**What to work on**
Output the lines that follow exactly as they are.

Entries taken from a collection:
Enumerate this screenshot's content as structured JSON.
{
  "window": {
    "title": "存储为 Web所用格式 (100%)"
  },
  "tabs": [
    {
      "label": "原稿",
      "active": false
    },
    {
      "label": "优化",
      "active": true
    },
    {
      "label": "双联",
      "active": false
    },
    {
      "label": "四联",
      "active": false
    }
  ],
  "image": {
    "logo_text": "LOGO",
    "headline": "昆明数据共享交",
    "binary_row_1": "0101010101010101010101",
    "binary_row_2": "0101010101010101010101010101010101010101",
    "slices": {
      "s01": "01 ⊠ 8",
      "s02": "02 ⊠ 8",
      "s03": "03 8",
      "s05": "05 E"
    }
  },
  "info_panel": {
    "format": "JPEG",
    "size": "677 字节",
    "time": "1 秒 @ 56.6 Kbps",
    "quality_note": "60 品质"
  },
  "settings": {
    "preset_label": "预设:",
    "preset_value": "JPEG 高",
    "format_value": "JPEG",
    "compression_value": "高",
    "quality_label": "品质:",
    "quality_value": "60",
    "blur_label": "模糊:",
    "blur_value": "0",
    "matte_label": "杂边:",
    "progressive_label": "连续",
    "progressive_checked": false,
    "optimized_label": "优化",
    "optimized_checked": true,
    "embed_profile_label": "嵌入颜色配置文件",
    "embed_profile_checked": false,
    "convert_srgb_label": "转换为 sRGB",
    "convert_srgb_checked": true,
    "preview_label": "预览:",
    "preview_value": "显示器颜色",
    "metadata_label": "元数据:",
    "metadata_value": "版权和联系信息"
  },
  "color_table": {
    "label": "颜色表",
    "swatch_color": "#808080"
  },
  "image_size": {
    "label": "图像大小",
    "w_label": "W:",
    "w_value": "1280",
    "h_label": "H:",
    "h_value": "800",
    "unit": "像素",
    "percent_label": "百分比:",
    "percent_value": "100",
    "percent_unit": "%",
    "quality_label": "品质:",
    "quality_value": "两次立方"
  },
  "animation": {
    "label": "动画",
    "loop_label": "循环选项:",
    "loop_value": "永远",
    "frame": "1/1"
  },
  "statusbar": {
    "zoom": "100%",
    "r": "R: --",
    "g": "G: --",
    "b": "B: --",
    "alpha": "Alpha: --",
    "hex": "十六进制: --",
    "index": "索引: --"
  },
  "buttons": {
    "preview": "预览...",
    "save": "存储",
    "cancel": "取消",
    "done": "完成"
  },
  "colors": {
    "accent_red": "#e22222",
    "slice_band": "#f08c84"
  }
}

**Solution to the problem**
Enumerate this screenshot's content as structured JSON.
{
  "window": {
    "title": "存储为 Web所用格式 (100%)"
  },
  "tabs": [
    {
      "label": "原稿",
      "active": false
    },
    {
      "label": "优化",
      "active": true
    },
    {
      "label": "双联",
      "active": false
    },
    {
      "label": "四联",
      "active": false
    }
  ],
  "image": {
    "logo_text": "LOGO",
    "headline": "昆明数据共享交",
    "binary_row_1": "0101010101010101010101",
    "binary_row_2": "0101010101010101010101010101010101010101",
    "slices": {
      "s01": "01 ⊠ 8",
      "s02": "02 ⊠ 8",
      "s03": "03 8",
      "s05": "05 E"
    }
  },
  "info_panel": {
    "format": "JPEG",
    "size": "677 字节",
    "time": "1 秒 @ 56.6 Kbps",
    "quality_note": "60 品质"
  },
  "settings": {
    "preset_label": "预设:",
    "preset_value": "JPEG 高",
    "format_value": "JPEG",
    "compression_value": "高",
    "quality_label": "品质:",
    "quality_value": "60",
    "blur_label": "模糊:",
    "blur_value": "0",
    "matte_label": "杂边:",
    "progressive_label": "连续",
    "progressive_checked": false,
    "optimized_label": "优化",
    "optimized_checked": true,
    "embed_profile_label": "嵌入颜色配置文件",
    "embed_profile_checked": false,
    "convert_srgb_label": "转换为 sRGB",
    "convert_srgb_checked": true,
    "preview_label": "预览:",
    "preview_value": "显示器颜色",
    "metadata_label": "元数据:",
    "metadata_value": "版权和联系信息"
  },
  "color_table": {
    "label": "颜色表",
    "swatch_color": "#808080"
  },
  "image_size": {
    "label": "图像大小",
    "w_label": "W:",
    "w_value": "1280",
    "h_label": "H:",
    "h_value": "800",
    "unit": "像素",
    "percent_label": "百分比:",
    "percent_value": "100",
    "percent_unit": "%",
    "quality_label": "品质:",
    "quality_value": "两次立方"
  },
  "animation": {
    "label": "动画",
    "loop_label": "循环选项:",
    "loop_value": "永远",
    "frame": "1/1"
  },
  "statusbar": {
    "zoom": "100%",
    "r": "R: --",
    "g": "G: --",
    "b": "B: --",
    "alpha": "Alpha: --",
    "hex": "十六进制: --",
    "index": "索引: --"
  },
  "buttons": {
    "preview": "预览...",
    "save": "存储",
    "cancel": "取消",
    "done": "完成"
  },
  "colors": {
    "accent_red": "#e22222",
    "slice_band": "#f08c84"
  }
}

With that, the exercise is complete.